The records that follow must be reproduced in full, exactly as written.

Data entries:
:::

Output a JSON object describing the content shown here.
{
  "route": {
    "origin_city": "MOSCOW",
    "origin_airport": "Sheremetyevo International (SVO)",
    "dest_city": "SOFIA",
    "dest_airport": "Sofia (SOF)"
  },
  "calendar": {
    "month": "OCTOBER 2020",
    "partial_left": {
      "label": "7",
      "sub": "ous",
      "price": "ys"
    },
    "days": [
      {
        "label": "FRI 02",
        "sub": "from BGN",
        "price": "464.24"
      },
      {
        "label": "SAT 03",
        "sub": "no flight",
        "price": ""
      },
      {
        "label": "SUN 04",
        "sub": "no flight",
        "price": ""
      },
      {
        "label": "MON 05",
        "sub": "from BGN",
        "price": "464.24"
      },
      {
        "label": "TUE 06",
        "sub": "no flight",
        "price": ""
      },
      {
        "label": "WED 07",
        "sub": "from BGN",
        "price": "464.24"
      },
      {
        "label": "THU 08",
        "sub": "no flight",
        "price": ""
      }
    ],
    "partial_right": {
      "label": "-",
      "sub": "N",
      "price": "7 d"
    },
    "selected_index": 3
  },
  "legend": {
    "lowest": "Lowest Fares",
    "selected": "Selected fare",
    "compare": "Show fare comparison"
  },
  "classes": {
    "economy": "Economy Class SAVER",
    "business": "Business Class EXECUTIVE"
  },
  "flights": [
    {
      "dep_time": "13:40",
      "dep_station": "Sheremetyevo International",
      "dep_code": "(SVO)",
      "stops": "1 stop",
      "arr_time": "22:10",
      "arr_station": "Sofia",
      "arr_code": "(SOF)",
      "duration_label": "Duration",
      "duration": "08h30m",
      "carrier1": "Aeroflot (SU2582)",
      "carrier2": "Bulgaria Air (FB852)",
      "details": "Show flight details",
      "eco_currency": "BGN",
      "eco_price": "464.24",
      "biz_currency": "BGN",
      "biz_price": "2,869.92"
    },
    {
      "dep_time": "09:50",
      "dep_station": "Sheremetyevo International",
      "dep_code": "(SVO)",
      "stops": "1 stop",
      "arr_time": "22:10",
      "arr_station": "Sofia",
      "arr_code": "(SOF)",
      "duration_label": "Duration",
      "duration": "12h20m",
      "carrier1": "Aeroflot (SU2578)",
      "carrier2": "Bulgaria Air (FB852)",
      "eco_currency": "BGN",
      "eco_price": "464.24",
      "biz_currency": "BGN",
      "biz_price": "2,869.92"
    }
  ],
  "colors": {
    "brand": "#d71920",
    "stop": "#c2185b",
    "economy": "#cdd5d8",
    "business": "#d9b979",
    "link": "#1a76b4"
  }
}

:::

◆ WRITTEN SOLUTION ◆
Output a JSON object describing the content shown here.
{
  "route": {
    "origin_city": "MOSCOW",
    "origin_airport": "Sheremetyevo International (SVO)",
    "dest_city": "SOFIA",
    "dest_airport": "Sofia (SOF)"
  },
  "calendar": {
    "month": "OCTOBER 2020",
    "partial_left": {
      "label": "7",
      "sub": "ous",
      "price": "ys"
    },
    "days": [
      {
        "label": "FRI 02",
        "sub": "from BGN",
        "price": "464.24"
      },
      {
        "label": "SAT 03",
        "sub": "no flight",
        "price": ""
      },
      {
        "label": "SUN 04",
        "sub": "no flight",
        "price": ""
      },
      {
        "label": "MON 05",
        "sub": "from BGN",
        "price": "464.24"
      },
      {
        "label": "TUE 06",
        "sub": "no flight",
        "price": ""
      },
      {
        "label": "WED 07",
        "sub": "from BGN",
        "price": "464.24"
      },
      {
        "label": "THU 08",
        "sub": "no flight",
        "price": ""
      }
    ],
    "partial_right": {
      "label": "-",
      "sub": "N",
      "price": "7 d"
    },
    "selected_index": 3
  },
  "legend": {
    "lowest": "Lowest Fares",
    "selected": "Selected fare",
    "compare": "Show fare comparison"
  },
  "classes": {
    "economy": "Economy Class SAVER",
    "business": "Business Class EXECUTIVE"
  },
  "flights": [
    {
      "dep_time": "13:40",
      "dep_station": "Sheremetyevo International",
      "dep_code": "(SVO)",
      "stops": "1 stop",
      "arr_time": "22:10",
      "arr_station": "Sofia",
      "arr_code": "(SOF)",
      "duration_label": "Duration",
      "duration": "08h30m",
      "carrier1": "Aeroflot (SU2582)",
      "carrier2": "Bulgaria Air (FB852)",
      "details": "Show flight details",
      "eco_currency": "BGN",
      "eco_price": "464.24",
      "biz_currency": "BGN",
      "biz_price": "2,869.92"
    },
    {
      "dep_time": "09:50",
      "dep_station": "Sheremetyevo International",
      "dep_code": "(SVO)",
      "stops": "1 stop",
      "arr_time": "22:10",
      "arr_station": "Sofia",
      "arr_code": "(SOF)",
      "duration_label": "Duration",
      "duration": "12h20m",
      "carrier1": "Aeroflot (SU2578)",
      "carrier2": "Bulgaria Air (FB852)",
      "eco_currency": "BGN",
      "eco_price": "464.24",
      "biz_currency": "BGN",
      "biz_price": "2,869.92"
    }
  ],
  "colors": {
    "brand": "#d71920",
    "stop": "#c2185b",
    "economy": "#cdd5d8",
    "business": "#d9b979",
    "link": "#1a76b4"
  }
}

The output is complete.